*GIVEN TASK*. The entire listing is to be repeated verbatim.

Start RECORDS

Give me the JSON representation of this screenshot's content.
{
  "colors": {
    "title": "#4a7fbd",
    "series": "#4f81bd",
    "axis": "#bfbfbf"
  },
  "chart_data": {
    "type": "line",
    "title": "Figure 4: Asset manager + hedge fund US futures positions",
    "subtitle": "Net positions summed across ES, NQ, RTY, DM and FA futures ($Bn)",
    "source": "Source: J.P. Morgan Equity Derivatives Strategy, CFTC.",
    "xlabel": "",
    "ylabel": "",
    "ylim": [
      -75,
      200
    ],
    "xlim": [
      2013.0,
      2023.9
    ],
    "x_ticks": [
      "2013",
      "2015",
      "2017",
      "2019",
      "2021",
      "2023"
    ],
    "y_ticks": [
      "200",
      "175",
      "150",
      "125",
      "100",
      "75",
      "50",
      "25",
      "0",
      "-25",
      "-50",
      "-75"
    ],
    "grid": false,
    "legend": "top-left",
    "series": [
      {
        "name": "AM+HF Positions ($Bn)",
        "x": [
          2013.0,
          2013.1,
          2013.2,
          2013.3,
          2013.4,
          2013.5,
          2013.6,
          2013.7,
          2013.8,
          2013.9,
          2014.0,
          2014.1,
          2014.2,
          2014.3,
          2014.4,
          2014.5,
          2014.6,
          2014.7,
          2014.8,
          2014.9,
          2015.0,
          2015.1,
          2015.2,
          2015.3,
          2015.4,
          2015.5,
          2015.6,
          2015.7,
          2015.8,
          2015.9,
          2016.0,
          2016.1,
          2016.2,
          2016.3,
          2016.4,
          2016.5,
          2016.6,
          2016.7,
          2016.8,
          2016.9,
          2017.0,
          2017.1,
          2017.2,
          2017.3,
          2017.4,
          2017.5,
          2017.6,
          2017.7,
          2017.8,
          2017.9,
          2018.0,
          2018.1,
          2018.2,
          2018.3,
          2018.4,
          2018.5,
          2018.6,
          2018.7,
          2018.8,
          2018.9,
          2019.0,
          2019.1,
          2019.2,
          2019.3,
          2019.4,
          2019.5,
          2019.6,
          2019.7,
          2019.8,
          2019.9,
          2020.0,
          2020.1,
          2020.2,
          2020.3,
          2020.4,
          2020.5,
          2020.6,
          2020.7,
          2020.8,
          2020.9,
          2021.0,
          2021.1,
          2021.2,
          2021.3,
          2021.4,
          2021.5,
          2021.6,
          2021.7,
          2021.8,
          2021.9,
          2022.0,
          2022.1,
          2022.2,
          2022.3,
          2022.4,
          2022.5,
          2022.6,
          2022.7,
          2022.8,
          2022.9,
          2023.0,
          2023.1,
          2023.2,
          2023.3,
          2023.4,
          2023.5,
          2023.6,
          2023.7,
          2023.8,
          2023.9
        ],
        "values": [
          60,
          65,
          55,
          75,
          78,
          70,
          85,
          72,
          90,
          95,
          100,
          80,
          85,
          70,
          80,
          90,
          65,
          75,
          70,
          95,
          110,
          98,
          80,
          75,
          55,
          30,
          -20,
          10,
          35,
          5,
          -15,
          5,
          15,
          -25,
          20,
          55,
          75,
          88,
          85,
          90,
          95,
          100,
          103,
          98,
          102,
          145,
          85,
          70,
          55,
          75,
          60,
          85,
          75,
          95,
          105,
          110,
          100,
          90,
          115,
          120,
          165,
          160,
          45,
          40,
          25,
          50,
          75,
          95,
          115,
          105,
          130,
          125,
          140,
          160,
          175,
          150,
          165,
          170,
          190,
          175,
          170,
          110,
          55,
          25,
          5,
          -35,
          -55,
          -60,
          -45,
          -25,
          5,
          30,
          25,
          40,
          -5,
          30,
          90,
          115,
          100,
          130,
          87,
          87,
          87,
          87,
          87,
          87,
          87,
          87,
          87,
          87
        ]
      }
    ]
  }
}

End RECORDS

*RESPONSE TO THE EXERCISE*.
Give me the JSON representation of this screenshot's content.
{
  "colors": {
    "title": "#4a7fbd",
    "series": "#4f81bd",
    "axis": "#bfbfbf"
  },
  "chart_data": {
    "type": "line",
    "title": "Figure 4: Asset manager + hedge fund US futures positions",
    "subtitle": "Net positions summed across ES, NQ, RTY, DM and FA futures ($Bn)",
    "source": "Source: J.P. Morgan Equity Derivatives Strategy, CFTC.",
    "xlabel": "",
    "ylabel": "",
    "ylim": [
      -75,
      200
    ],
    "xlim": [
      2013.0,
      2023.9
    ],
    "x_ticks": [
      "2013",
      "2015",
      "2017",
      "2019",
      "2021",
      "2023"
    ],
    "y_ticks": [
      "200",
      "175",
      "150",
      "125",
      "100",
      "75",
      "50",
      "25",
      "0",
      "-25",
      "-50",
      "-75"
    ],
    "grid": false,
    "legend": "top-left",
    "series": [
      {
        "name": "AM+HF Positions ($Bn)",
        "x": [
          2013.0,
          2013.1,
          2013.2,
          2013.3,
          2013.4,
          2013.5,
          2013.6,
          2013.7,
          2013.8,
          2013.9,
          2014.0,
          2014.1,
          2014.2,
          2014.3,
          2014.4,
          2014.5,
          2014.6,
          2014.7,
          2014.8,
          2014.9,
          2015.0,
          2015.1,
          2015.2,
          2015.3,
          2015.4,
          2015.5,
          2015.6,
          2015.7,
          2015.8,
          2015.9,
          2016.0,
          2016.1,
          2016.2,
          2016.3,
          2016.4,
          2016.5,
          2016.6,
          2016.7,
          2016.8,
          2016.9,
          2017.0,
          2017.1,
          2017.2,
          2017.3,
          2017.4,
          2017.5,
          2017.6,
          2017.7,
          2017.8,
          2017.9,
          2018.0,
          2018.1,
          2018.2,
          2018.3,
          2018.4,
          2018.5,
          2018.6,
          2018.7,
          2018.8,
          2018.9,
          2019.0,
          2019.1,
          2019.2,
          2019.3,
          2019.4,
          2019.5,
          2019.6,
          2019.7,
          2019.8,
          2019.9,
          2020.0,
          2020.1,
          2020.2,
          2020.3,
          2020.4,
          2020.5,
          2020.6,
          2020.7,
          2020.8,
          2020.9,
          2021.0,
          2021.1,
          2021.2,
          2021.3,
          2021.4,
          2021.5,
          2021.6,
          2021.7,
          2021.8,
          2021.9,
          2022.0,
          2022.1,
          2022.2,
          2022.3,
          2022.4,
          2022.5,
          2022.6,
          2022.7,
          2022.8,
          2022.9,
          2023.0,
          2023.1,
          2023.2,
          2023.3,
          2023.4,
          2023.5,
          2023.6,
          2023.7,
          2023.8,
          2023.9
        ],
        "values": [
          60,
          65,
          55,
          75,
          78,
          70,
          85,
          72,
          90,
          95,
          100,
          80,
          85,
          70,
          80,
          90,
          65,
          75,
          70,
          95,
          110,
          98,
          80,
          75,
          55,
          30,
          -20,
          10,
          35,
          5,
          -15,
          5,
          15,
          -25,
          20,
          55,
          75,
          88,
          85,
          90,
          95,
          100,
          103,
          98,
          102,
          145,
          85,
          70,
          55,
          75,
          60,
          85,
          75,
          95,
          105,
          110,
          100,
          90,
          115,
          120,
          165,
          160,
          45,
          40,
          25,
          50,
          75,
          95,
          115,
          105,
          130,
          125,
          140,
          160,
          175,
          150,
          165,
          170,
          190,
          175,
          170,
          110,
          55,
          25,
          5,
          -35,
          -55,
          -60,
          -45,
          -25,
          5,
          30,
          25,
          40,
          -5,
          30,
          90,
          115,
          100,
          130,
          87,
          87,
          87,
          87,
          87,
          87,
          87,
          87,
          87,
          87
        ]
      }
    ]
  }
}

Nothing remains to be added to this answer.